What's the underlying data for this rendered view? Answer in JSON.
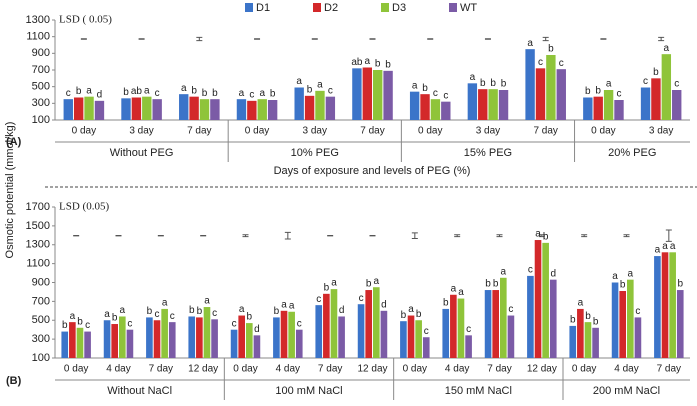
{
  "chart_data": [
    {
      "type": "bar",
      "ylabel": "Osmotic potential (mmol/kg)",
      "xlabel": "Days of exposure and levels of PEG (%)",
      "panel": "(A)",
      "lsd_label": "LSD ( 0.05)",
      "categories": [
        "0 day",
        "3 day",
        "7 day",
        "0 day",
        "3 day",
        "7 day",
        "0 day",
        "3 day",
        "7 day",
        "0 day",
        "3 day"
      ],
      "groups": [
        {
          "label": "Without  PEG",
          "span": 3
        },
        {
          "label": "10% PEG",
          "span": 3
        },
        {
          "label": "15% PEG",
          "span": 3
        },
        {
          "label": "20% PEG",
          "span": 2
        }
      ],
      "lsd_values": [
        5,
        5,
        40,
        5,
        5,
        5,
        5,
        5,
        40,
        5,
        40
      ],
      "series": [
        {
          "name": "D1",
          "color": "#3b74c9",
          "values": [
            350,
            360,
            410,
            350,
            490,
            720,
            440,
            540,
            950,
            370,
            490
          ],
          "letters": [
            "c",
            "b",
            "a",
            "a",
            "a",
            "ab",
            "a",
            "a",
            "a",
            "b",
            "c"
          ]
        },
        {
          "name": "D2",
          "color": "#d3282a",
          "values": [
            370,
            370,
            380,
            330,
            390,
            730,
            410,
            470,
            720,
            380,
            600
          ],
          "letters": [
            "b",
            "ab",
            "b",
            "c",
            "b",
            "a",
            "b",
            "b",
            "c",
            "b",
            "b"
          ]
        },
        {
          "name": "D3",
          "color": "#8fc43a",
          "values": [
            380,
            380,
            350,
            350,
            450,
            700,
            350,
            470,
            880,
            460,
            890
          ],
          "letters": [
            "a",
            "a",
            "b",
            "a",
            "a",
            "b",
            "c",
            "b",
            "b",
            "a",
            "a"
          ]
        },
        {
          "name": "WT",
          "color": "#7b5ba6",
          "values": [
            330,
            350,
            350,
            340,
            380,
            690,
            320,
            460,
            710,
            340,
            460
          ],
          "letters": [
            "d",
            "c",
            "b",
            "b",
            "c",
            "b",
            "c",
            "b",
            "c",
            "c",
            "c"
          ]
        }
      ],
      "ylim": [
        100,
        1300
      ],
      "yticks": [
        100,
        300,
        500,
        700,
        900,
        1100,
        1300
      ]
    },
    {
      "type": "bar",
      "panel": "(B)",
      "lsd_label": "LSD (0.05)",
      "categories": [
        "0 day",
        "4 day",
        "7 day",
        "12 day",
        "0 day",
        "4 day",
        "7 day",
        "12 day",
        "0 day",
        "4 day",
        "7 day",
        "12 day",
        "0 day",
        "4 day",
        "7 day"
      ],
      "groups": [
        {
          "label": "Without NaCl",
          "span": 4
        },
        {
          "label": "100 mM NaCl",
          "span": 4
        },
        {
          "label": "150 mM NaCl",
          "span": 4
        },
        {
          "label": "200 mM NaCl",
          "span": 3
        }
      ],
      "lsd_values": [
        5,
        5,
        5,
        5,
        20,
        70,
        5,
        5,
        60,
        20,
        20,
        20,
        20,
        20,
        120
      ],
      "series": [
        {
          "color": "#3b74c9",
          "values": [
            380,
            500,
            530,
            540,
            400,
            530,
            660,
            670,
            490,
            620,
            820,
            970,
            440,
            900,
            1180
          ],
          "letters": [
            "b",
            "a",
            "b",
            "b",
            "c",
            "b",
            "c",
            "c",
            "b",
            "b",
            "b",
            "c",
            "b",
            "a",
            "a"
          ]
        },
        {
          "color": "#d3282a",
          "values": [
            480,
            460,
            500,
            530,
            550,
            600,
            780,
            820,
            550,
            770,
            820,
            1350,
            620,
            810,
            1220
          ],
          "letters": [
            "a",
            "b",
            "c",
            "b",
            "a",
            "a",
            "b",
            "b",
            "a",
            "a",
            "b",
            "a",
            "a",
            "b",
            "a"
          ]
        },
        {
          "color": "#8fc43a",
          "values": [
            420,
            540,
            620,
            640,
            470,
            590,
            830,
            850,
            500,
            730,
            950,
            1320,
            480,
            930,
            1220
          ],
          "letters": [
            "b",
            "a",
            "a",
            "a",
            "b",
            "a",
            "a",
            "a",
            "b",
            "a",
            "a",
            "b",
            "b",
            "a",
            "a"
          ]
        },
        {
          "color": "#7b5ba6",
          "values": [
            380,
            400,
            480,
            510,
            340,
            400,
            540,
            600,
            320,
            340,
            550,
            930,
            420,
            530,
            820
          ],
          "letters": [
            "c",
            "c",
            "c",
            "c",
            "d",
            "c",
            "d",
            "d",
            "c",
            "c",
            "c",
            "d",
            "b",
            "c",
            "b"
          ]
        }
      ],
      "ylim": [
        100,
        1700
      ],
      "yticks": [
        100,
        300,
        500,
        700,
        900,
        1100,
        1300,
        1500,
        1700
      ]
    }
  ]
}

^^^^^^^^

**Given instruction:** Copy every line above word for word and exclude the pictures.

**Reply to the exercise:**
What's the underlying data for this rendered view? Answer in JSON.
{
  "chart_data": [
    {
      "type": "bar",
      "ylabel": "Osmotic potential (mmol/kg)",
      "xlabel": "Days of exposure and levels of PEG (%)",
      "panel": "(A)",
      "lsd_label": "LSD ( 0.05)",
      "categories": [
        "0 day",
        "3 day",
        "7 day",
        "0 day",
        "3 day",
        "7 day",
        "0 day",
        "3 day",
        "7 day",
        "0 day",
        "3 day"
      ],
      "groups": [
        {
          "label": "Without  PEG",
          "span": 3
        },
        {
          "label": "10% PEG",
          "span": 3
        },
        {
          "label": "15% PEG",
          "span": 3
        },
        {
          "label": "20% PEG",
          "span": 2
        }
      ],
      "lsd_values": [
        5,
        5,
        40,
        5,
        5,
        5,
        5,
        5,
        40,
        5,
        40
      ],
      "series": [
        {
          "name": "D1",
          "color": "#3b74c9",
          "values": [
            350,
            360,
            410,
            350,
            490,
            720,
            440,
            540,
            950,
            370,
            490
          ],
          "letters": [
            "c",
            "b",
            "a",
            "a",
            "a",
            "ab",
            "a",
            "a",
            "a",
            "b",
            "c"
          ]
        },
        {
          "name": "D2",
          "color": "#d3282a",
          "values": [
            370,
            370,
            380,
            330,
            390,
            730,
            410,
            470,
            720,
            380,
            600
          ],
          "letters": [
            "b",
            "ab",
            "b",
            "c",
            "b",
            "a",
            "b",
            "b",
            "c",
            "b",
            "b"
          ]
        },
        {
          "name": "D3",
          "color": "#8fc43a",
          "values": [
            380,
            380,
            350,
            350,
            450,
            700,
            350,
            470,
            880,
            460,
            890
          ],
          "letters": [
            "a",
            "a",
            "b",
            "a",
            "a",
            "b",
            "c",
            "b",
            "b",
            "a",
            "a"
          ]
        },
        {
          "name": "WT",
          "color": "#7b5ba6",
          "values": [
            330,
            350,
            350,
            340,
            380,
            690,
            320,
            460,
            710,
            340,
            460
          ],
          "letters": [
            "d",
            "c",
            "b",
            "b",
            "c",
            "b",
            "c",
            "b",
            "c",
            "c",
            "c"
          ]
        }
      ],
      "ylim": [
        100,
        1300
      ],
      "yticks": [
        100,
        300,
        500,
        700,
        900,
        1100,
        1300
      ]
    },
    {
      "type": "bar",
      "panel": "(B)",
      "lsd_label": "LSD (0.05)",
      "categories": [
        "0 day",
        "4 day",
        "7 day",
        "12 day",
        "0 day",
        "4 day",
        "7 day",
        "12 day",
        "0 day",
        "4 day",
        "7 day",
        "12 day",
        "0 day",
        "4 day",
        "7 day"
      ],
      "groups": [
        {
          "label": "Without NaCl",
          "span": 4
        },
        {
          "label": "100 mM NaCl",
          "span": 4
        },
        {
          "label": "150 mM NaCl",
          "span": 4
        },
        {
          "label": "200 mM NaCl",
          "span": 3
        }
      ],
      "lsd_values": [
        5,
        5,
        5,
        5,
        20,
        70,
        5,
        5,
        60,
        20,
        20,
        20,
        20,
        20,
        120
      ],
      "series": [
        {
          "color": "#3b74c9",
          "values": [
            380,
            500,
            530,
            540,
            400,
            530,
            660,
            670,
            490,
            620,
            820,
            970,
            440,
            900,
            1180
          ],
          "letters": [
            "b",
            "a",
            "b",
            "b",
            "c",
            "b",
            "c",
            "c",
            "b",
            "b",
            "b",
            "c",
            "b",
            "a",
            "a"
          ]
        },
        {
          "color": "#d3282a",
          "values": [
            480,
            460,
            500,
            530,
            550,
            600,
            780,
            820,
            550,
            770,
            820,
            1350,
            620,
            810,
            1220
          ],
          "letters": [
            "a",
            "b",
            "c",
            "b",
            "a",
            "a",
            "b",
            "b",
            "a",
            "a",
            "b",
            "a",
            "a",
            "b",
            "a"
          ]
        },
        {
          "color": "#8fc43a",
          "values": [
            420,
            540,
            620,
            640,
            470,
            590,
            830,
            850,
            500,
            730,
            950,
            1320,
            480,
            930,
            1220
          ],
          "letters": [
            "b",
            "a",
            "a",
            "a",
            "b",
            "a",
            "a",
            "a",
            "b",
            "a",
            "a",
            "b",
            "b",
            "a",
            "a"
          ]
        },
        {
          "color": "#7b5ba6",
          "values": [
            380,
            400,
            480,
            510,
            340,
            400,
            540,
            600,
            320,
            340,
            550,
            930,
            420,
            530,
            820
          ],
          "letters": [
            "c",
            "c",
            "c",
            "c",
            "d",
            "c",
            "d",
            "d",
            "c",
            "c",
            "c",
            "d",
            "b",
            "c",
            "b"
          ]
        }
      ],
      "ylim": [
        100,
        1700
      ],
      "yticks": [
        100,
        300,
        500,
        700,
        900,
        1100,
        1300,
        1500,
        1700
      ]
    }
  ]
}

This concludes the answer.